Items from a dataset

--

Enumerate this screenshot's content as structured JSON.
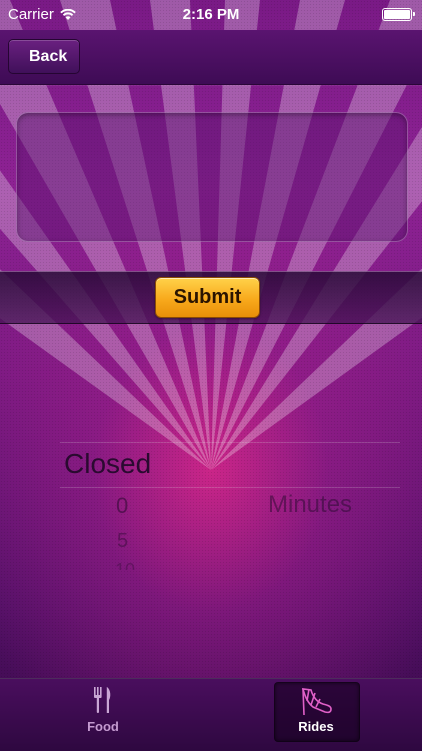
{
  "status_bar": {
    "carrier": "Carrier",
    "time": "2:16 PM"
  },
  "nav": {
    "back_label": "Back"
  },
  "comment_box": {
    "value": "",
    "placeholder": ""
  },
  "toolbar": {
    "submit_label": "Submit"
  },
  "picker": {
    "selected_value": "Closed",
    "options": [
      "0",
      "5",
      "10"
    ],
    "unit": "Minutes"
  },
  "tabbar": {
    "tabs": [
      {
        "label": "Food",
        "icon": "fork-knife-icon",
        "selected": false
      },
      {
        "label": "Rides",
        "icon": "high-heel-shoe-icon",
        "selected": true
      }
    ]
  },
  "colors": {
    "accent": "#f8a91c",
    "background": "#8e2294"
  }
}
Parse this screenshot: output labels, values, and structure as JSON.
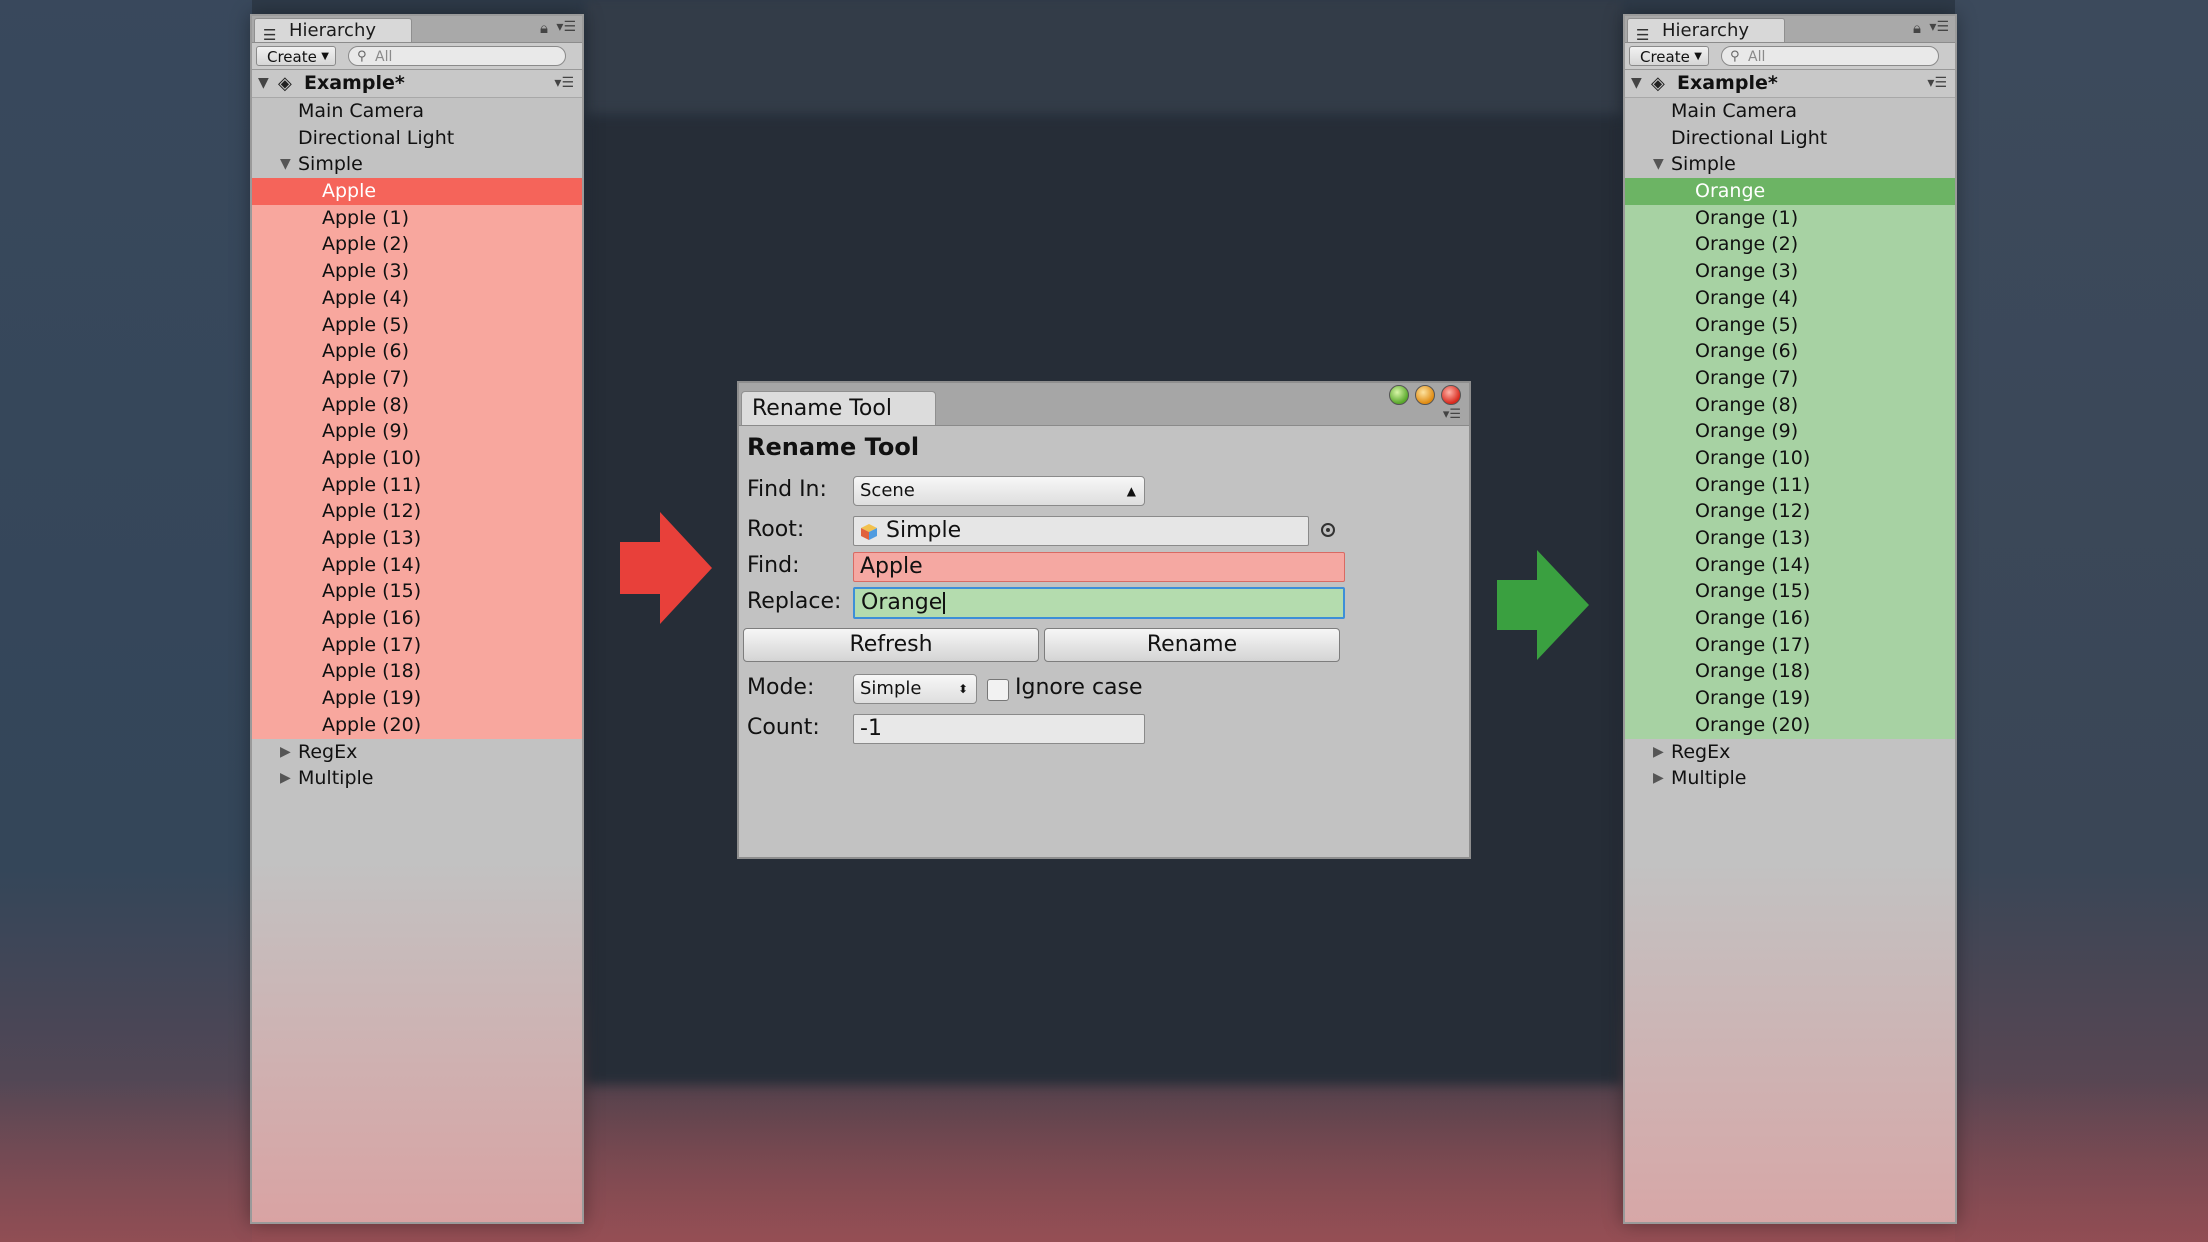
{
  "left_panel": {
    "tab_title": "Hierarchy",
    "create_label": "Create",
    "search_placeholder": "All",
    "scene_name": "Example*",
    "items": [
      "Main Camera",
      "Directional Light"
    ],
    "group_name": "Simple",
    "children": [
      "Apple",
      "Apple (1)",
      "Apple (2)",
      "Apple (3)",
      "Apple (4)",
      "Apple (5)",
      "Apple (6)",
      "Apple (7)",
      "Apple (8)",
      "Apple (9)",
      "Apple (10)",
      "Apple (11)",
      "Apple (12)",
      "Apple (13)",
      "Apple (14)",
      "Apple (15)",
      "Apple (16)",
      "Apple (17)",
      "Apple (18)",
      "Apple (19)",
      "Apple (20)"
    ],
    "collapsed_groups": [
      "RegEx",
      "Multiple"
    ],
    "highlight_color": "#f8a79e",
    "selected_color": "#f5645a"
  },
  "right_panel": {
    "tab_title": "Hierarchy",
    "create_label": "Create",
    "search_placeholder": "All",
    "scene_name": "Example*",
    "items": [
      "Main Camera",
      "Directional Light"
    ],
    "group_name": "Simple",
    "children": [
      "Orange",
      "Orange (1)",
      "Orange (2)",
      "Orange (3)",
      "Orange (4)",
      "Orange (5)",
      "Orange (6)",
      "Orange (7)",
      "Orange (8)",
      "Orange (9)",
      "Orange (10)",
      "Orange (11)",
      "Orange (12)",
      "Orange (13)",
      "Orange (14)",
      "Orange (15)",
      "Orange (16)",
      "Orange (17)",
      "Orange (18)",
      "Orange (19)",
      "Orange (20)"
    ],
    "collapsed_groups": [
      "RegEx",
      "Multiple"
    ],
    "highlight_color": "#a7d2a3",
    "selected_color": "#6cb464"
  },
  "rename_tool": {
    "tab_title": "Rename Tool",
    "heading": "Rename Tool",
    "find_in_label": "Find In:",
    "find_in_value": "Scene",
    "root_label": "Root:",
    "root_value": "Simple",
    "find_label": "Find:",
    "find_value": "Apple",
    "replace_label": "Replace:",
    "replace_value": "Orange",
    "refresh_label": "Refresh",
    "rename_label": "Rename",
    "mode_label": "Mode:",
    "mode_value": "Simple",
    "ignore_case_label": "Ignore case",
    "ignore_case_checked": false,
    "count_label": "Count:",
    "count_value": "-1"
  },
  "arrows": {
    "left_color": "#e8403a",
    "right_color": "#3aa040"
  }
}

--

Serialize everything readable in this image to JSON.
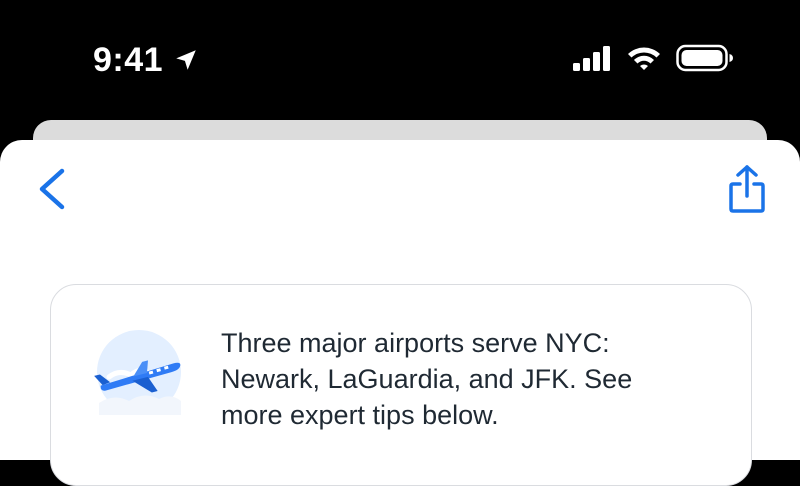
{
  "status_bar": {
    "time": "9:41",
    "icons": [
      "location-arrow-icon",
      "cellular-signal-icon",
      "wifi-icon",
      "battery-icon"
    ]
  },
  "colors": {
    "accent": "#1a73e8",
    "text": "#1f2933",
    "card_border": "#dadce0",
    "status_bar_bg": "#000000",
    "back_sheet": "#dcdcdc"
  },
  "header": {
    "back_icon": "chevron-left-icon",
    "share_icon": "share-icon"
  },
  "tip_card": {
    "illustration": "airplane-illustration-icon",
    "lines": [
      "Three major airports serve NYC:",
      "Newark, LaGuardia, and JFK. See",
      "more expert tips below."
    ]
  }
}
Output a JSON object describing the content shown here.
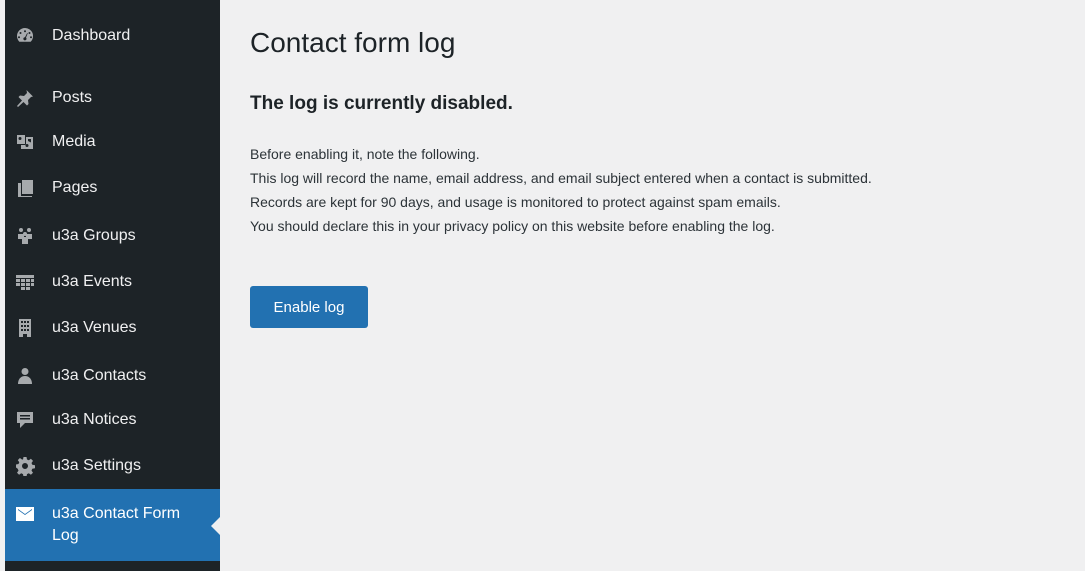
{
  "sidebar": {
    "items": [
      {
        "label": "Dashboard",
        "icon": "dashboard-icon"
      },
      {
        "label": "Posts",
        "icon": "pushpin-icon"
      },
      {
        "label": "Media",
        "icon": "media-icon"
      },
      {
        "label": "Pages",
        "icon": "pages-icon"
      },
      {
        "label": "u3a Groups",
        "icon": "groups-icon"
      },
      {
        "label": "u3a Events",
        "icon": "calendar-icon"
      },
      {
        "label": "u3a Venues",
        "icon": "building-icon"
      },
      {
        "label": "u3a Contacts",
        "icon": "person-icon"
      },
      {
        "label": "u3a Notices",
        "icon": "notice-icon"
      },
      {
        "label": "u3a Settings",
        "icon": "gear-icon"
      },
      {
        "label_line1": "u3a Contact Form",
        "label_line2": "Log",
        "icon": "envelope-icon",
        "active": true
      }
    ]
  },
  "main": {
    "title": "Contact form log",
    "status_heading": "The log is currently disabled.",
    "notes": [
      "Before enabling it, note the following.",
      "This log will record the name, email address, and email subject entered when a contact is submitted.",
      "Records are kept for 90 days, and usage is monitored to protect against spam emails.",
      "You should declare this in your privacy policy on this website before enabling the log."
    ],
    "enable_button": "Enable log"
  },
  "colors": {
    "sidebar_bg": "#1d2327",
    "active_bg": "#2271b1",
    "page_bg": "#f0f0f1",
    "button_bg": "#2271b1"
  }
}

--

OBJECTIVE
Scan the material above. Return every line containing the string "enabling".

TASK OUTPUT
      "Before enabling it, note the following.",
      "You should declare this in your privacy policy on this website before enabling the log."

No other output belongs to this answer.